━━━ DATA LISTING
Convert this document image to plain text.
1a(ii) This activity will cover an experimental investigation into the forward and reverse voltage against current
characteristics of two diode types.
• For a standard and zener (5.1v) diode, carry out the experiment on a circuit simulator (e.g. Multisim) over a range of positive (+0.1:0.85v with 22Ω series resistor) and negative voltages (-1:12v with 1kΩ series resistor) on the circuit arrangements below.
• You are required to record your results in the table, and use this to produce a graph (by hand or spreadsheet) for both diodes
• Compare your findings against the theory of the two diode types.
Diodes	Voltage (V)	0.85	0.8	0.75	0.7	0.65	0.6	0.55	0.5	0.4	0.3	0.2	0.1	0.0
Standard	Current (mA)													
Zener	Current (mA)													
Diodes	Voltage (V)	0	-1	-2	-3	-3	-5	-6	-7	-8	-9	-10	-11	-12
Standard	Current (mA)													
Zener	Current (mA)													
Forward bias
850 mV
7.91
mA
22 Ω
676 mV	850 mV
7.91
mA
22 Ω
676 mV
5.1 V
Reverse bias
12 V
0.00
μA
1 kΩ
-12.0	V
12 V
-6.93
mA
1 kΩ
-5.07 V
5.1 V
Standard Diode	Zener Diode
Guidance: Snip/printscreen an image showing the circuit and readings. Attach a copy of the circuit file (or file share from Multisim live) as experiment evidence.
━━━━━━
OBJECTIVE
All of the data shown above must be copied exactly.

COMPLETED EXERCISE
Convert this document image to plain text.
1a(ii) This activity will cover an experimental investigation into the forward and reverse voltage against current
characteristics of two diode types.
• For a standard and zener (5.1v) diode, carry out the experiment on a circuit simulator (e.g. Multisim) over a range of positive (+0.1:0.85v with 22Ω series resistor) and negative voltages (-1:12v with 1kΩ series resistor) on the circuit arrangements below.
• You are required to record your results in the table, and use this to produce a graph (by hand or spreadsheet) for both diodes
• Compare your findings against the theory of the two diode types.
Diodes	Voltage (V)	0.85	0.8	0.75	0.7	0.65	0.6	0.55	0.5	0.4	0.3	0.2	0.1	0.0
Standard	Current (mA)													
Zener	Current (mA)													
Diodes	Voltage (V)	0	-1	-2	-3	-3	-5	-6	-7	-8	-9	-10	-11	-12
Standard	Current (mA)													
Zener	Current (mA)													
Forward bias
850 mV
7.91
mA
22 Ω
676 mV	850 mV
7.91
mA
22 Ω
676 mV
5.1 V
Reverse bias
12 V
0.00
μA
1 kΩ
-12.0	V
12 V
-6.93
mA
1 kΩ
-5.07 V
5.1 V
Standard Diode	Zener Diode
Guidance: Snip/printscreen an image showing the circuit and readings. Attach a copy of the circuit file (or file share from Multisim live) as experiment evidence.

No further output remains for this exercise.